- [Goal]: Gather all lines with "Plätzen" from the records.

- [Supplied information]:
###

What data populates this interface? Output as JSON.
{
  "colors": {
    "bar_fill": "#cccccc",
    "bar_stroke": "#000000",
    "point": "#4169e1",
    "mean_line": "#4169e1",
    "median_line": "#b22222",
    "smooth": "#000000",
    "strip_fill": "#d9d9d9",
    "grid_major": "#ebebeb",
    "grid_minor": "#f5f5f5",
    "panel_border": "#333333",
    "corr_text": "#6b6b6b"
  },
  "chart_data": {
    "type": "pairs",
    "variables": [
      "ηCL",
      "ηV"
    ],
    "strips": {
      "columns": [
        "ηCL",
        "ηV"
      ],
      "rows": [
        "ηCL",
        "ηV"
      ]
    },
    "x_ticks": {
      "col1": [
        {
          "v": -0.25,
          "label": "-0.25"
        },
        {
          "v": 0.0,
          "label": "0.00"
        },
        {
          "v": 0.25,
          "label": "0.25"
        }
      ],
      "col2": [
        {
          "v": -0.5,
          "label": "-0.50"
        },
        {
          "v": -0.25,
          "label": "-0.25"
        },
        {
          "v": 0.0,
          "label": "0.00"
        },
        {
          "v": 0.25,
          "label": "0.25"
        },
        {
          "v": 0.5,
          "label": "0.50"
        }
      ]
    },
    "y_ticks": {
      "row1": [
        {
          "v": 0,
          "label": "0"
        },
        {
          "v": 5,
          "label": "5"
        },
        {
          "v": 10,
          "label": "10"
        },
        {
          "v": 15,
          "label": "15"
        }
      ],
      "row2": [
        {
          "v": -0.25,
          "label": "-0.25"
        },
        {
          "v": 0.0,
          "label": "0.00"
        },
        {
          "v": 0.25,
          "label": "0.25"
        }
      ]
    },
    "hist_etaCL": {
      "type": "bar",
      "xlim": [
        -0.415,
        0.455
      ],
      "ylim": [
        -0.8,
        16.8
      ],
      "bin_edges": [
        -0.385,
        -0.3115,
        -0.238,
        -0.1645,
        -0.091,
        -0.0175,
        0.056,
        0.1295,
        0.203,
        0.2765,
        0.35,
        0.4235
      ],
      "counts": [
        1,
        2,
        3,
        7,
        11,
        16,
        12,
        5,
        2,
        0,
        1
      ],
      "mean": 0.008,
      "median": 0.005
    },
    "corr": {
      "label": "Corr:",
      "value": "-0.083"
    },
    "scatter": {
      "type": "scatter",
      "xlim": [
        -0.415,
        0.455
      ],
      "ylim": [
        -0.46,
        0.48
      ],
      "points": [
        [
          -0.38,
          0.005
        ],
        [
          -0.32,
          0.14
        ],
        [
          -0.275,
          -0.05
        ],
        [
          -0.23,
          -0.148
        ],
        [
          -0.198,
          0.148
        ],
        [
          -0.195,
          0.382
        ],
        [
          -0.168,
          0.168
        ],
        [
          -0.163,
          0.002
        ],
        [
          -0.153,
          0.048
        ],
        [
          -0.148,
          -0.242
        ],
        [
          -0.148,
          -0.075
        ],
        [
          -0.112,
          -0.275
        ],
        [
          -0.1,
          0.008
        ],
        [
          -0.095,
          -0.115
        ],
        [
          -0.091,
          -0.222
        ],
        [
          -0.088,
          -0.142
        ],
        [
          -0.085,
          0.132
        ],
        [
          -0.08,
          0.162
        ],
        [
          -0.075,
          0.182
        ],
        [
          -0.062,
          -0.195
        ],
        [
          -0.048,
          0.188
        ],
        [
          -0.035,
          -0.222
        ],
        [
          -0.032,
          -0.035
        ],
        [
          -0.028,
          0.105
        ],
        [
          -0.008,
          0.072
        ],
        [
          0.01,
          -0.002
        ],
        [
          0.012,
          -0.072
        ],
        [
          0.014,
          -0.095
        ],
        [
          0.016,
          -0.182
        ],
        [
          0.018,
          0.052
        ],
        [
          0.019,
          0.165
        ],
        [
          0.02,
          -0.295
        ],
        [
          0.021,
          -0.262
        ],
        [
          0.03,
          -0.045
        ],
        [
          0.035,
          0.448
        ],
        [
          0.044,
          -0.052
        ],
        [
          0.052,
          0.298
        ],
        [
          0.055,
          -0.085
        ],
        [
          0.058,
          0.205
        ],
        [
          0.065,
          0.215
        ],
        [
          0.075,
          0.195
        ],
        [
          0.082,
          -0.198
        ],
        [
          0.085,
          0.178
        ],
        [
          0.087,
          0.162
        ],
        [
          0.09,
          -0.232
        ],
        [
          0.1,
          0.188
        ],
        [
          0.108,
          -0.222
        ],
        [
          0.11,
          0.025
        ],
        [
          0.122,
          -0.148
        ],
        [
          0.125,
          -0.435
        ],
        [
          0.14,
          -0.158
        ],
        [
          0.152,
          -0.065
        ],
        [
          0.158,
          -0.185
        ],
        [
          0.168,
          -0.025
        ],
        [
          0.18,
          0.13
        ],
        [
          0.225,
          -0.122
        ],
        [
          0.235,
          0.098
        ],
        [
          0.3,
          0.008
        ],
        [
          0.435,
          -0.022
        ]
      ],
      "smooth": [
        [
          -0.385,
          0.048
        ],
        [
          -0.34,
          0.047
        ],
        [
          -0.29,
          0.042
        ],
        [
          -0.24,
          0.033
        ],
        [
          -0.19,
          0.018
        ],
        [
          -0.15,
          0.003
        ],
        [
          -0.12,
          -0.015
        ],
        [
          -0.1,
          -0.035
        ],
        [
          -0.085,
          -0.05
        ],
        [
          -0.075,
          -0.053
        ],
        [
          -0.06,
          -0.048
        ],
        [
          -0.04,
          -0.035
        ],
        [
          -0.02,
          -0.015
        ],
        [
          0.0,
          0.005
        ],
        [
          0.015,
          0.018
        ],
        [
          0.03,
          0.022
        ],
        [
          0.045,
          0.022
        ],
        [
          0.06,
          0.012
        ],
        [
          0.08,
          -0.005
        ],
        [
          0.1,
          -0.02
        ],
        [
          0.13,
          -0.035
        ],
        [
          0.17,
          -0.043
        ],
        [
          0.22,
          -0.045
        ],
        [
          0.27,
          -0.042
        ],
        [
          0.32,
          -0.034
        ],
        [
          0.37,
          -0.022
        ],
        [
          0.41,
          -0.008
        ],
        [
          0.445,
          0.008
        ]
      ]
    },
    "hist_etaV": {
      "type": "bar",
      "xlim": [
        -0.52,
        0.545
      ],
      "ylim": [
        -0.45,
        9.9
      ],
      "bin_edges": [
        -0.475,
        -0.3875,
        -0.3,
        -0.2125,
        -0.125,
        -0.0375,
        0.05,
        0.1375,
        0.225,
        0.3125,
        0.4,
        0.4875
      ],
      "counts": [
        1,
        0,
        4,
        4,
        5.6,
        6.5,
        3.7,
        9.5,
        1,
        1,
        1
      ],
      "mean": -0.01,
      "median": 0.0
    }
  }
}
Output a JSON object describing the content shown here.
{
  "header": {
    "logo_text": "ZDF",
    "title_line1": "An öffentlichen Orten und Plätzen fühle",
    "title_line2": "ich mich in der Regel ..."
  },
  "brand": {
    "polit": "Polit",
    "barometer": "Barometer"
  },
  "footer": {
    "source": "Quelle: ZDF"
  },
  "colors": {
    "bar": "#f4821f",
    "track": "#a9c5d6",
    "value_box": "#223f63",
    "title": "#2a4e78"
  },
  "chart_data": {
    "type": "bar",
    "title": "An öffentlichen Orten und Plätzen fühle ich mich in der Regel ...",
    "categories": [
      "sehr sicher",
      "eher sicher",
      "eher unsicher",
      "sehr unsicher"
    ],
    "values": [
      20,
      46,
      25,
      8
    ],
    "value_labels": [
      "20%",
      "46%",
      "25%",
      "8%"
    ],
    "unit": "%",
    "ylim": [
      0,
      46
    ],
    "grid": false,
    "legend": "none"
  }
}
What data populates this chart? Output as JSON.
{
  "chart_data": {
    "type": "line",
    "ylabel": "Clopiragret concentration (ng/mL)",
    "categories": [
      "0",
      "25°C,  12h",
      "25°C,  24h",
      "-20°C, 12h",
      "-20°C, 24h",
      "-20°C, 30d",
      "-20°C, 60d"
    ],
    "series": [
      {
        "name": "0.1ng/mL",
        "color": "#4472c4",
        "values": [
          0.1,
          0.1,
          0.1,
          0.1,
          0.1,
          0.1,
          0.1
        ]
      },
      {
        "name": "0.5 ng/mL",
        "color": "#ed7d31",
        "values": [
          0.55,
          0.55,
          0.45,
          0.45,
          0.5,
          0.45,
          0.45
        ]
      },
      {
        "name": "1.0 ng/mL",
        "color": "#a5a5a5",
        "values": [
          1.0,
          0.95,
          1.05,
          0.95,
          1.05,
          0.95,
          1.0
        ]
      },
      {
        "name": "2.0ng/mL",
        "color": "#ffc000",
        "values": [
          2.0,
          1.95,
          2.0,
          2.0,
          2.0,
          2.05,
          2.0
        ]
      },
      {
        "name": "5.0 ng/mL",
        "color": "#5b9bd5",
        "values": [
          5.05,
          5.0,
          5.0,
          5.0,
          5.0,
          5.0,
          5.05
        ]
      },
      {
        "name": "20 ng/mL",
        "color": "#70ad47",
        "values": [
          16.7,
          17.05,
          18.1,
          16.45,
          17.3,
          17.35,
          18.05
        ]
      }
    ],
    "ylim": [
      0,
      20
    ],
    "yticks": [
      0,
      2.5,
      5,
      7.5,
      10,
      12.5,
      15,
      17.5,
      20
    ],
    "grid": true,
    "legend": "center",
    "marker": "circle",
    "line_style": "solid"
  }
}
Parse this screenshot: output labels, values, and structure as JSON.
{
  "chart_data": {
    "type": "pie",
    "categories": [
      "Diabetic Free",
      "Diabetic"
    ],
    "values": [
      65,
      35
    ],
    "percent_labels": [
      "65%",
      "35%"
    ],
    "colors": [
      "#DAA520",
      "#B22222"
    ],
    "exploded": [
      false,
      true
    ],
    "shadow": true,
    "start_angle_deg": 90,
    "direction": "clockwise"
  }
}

###

- [Right answer]:
    "title_line1": "An öffentlichen Orten und Plätzen fühle",
    "title": "An öffentlichen Orten und Plätzen fühle ich mich in der Regel ...",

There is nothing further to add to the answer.